§ Extract:
Showing posts with label generative soundscape. Show all posts
Showing posts with label generative soundscape. Show all posts

10 November, 2007

DOOH idea

The Digital Out Of Home (aka public or in-store TV) industry is booming, and The Sound Agency is flattered indeed to be featured in DOOH guru Adrian Cotterill's blog here; also I did a long interview with David Wiseman that he's boiled down and run on his Minicom blog here. They're running a competition with some signed copies of my book as prizes.

I believe the digital signage/DOOH industry is approaching a crossroads with a major decision to make about sound. It can either add to the noise of modern living, turning on speakers in lifts, shops and even toilets and driving even more people to take refuge in their iPods, or it can make visuals work with audio to create a carefully-crafted, pleasing, appropriate, effective environment in every space. This means creating the right background first, with ambient visuals (they don't even have to move!) teamed with ambient audio, ideally generative. Then and only then should designers start to think about foreground sound, delivering it according to our four Golden Rules: make it optional (or at least targeted); make it appropriate; make it valuable; and test it often.

The analogy is creating a picture: you make the background first, and then you make the foreground object stand out by using contrast but always acknowledging the tones, mood, elements and movement in the background.

I hope to see and hear a world of moving wallpaper and helpful, appropriate foreground content that offers us guidance or advice just when we need it in either visual or aural form, or both, as appropriate.

The dark path, of course, leads to noise (in every sense) - a random mush of competing messages that bombard people everywhere in ever-more shrill and frantic tone. Let's not go there!

01 October, 2007

The sound of London

The other day I attended the opening of the London Innovation Centre in Croydon. Not only is The Sound Agency a member, but we also created the restful but cognitively stimulating generative soundscape that plays in the reception area of the Centre. The opening was a big event, with hundreds attending and even a steel band playing. The Mayor of London gave an inspiring keynote speech about innovation in London, and about London's role as the world's financial and business hub.

§ Recorded information:
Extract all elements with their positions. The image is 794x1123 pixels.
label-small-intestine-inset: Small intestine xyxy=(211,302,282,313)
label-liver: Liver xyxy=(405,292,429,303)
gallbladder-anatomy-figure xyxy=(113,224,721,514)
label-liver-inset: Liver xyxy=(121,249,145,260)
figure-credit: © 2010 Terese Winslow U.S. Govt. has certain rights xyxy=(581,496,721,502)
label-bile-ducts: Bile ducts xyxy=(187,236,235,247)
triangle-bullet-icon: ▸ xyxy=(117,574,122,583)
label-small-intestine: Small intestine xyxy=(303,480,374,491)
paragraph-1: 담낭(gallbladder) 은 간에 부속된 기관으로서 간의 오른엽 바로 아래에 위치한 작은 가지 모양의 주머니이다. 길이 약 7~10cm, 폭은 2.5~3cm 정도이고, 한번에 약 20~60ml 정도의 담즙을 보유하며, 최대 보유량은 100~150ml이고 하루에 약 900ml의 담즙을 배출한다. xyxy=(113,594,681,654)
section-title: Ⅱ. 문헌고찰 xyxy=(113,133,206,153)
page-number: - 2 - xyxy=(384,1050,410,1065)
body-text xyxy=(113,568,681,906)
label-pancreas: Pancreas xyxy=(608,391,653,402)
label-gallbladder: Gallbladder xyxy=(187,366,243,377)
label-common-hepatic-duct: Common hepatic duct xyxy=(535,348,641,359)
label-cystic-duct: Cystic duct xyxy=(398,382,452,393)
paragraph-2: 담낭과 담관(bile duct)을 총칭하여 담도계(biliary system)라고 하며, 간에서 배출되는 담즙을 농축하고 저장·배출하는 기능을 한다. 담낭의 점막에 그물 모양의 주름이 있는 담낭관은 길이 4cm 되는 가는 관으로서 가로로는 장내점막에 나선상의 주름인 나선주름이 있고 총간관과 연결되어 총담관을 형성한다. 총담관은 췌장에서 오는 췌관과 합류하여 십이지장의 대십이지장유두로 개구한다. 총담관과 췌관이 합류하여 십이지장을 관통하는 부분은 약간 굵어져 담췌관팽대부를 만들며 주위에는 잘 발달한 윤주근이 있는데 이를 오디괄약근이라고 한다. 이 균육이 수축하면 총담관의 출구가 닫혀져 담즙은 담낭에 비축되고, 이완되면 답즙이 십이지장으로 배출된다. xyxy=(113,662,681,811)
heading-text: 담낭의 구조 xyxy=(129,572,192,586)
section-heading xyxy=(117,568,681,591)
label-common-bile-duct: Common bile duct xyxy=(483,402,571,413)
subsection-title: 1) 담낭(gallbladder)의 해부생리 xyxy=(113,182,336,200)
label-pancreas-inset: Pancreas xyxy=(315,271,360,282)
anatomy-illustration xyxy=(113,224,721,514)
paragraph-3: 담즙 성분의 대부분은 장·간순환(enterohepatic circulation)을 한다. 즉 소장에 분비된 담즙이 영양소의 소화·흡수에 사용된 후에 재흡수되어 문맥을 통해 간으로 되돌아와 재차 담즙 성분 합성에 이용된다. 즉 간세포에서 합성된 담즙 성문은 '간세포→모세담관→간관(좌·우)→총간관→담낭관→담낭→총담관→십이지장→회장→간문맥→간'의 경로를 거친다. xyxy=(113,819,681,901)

§ Exercises to complete:
1. According to the blog post on sound in digital signage, what are the four Golden Rules for delivering foreground sound?
2. Reproduce the listing from its first line up to and including the line with "label-pancreas: Pancreas xyxy=(608,391,653,402)".

§ Full answers:
1. Make it optional (or at least targeted), make it appropriate, make it valuable, and test it often.

2.
Extract all elements with their positions. The image is 794x1123 pixels.
label-small-intestine-inset: Small intestine xyxy=(211,302,282,313)
label-liver: Liver xyxy=(405,292,429,303)
gallbladder-anatomy-figure xyxy=(113,224,721,514)
label-liver-inset: Liver xyxy=(121,249,145,260)
figure-credit: © 2010 Terese Winslow U.S. Govt. has certain rights xyxy=(581,496,721,502)
label-bile-ducts: Bile ducts xyxy=(187,236,235,247)
triangle-bullet-icon: ▸ xyxy=(117,574,122,583)
label-small-intestine: Small intestine xyxy=(303,480,374,491)
paragraph-1: 담낭(gallbladder) 은 간에 부속된 기관으로서 간의 오른엽 바로 아래에 위치한 작은 가지 모양의 주머니이다. 길이 약 7~10cm, 폭은 2.5~3cm 정도이고, 한번에 약 20~60ml 정도의 담즙을 보유하며, 최대 보유량은 100~150ml이고 하루에 약 900ml의 담즙을 배출한다. xyxy=(113,594,681,654)
section-title: Ⅱ. 문헌고찰 xyxy=(113,133,206,153)
page-number: - 2 - xyxy=(384,1050,410,1065)
body-text xyxy=(113,568,681,906)
label-pancreas: Pancreas xyxy=(608,391,653,402)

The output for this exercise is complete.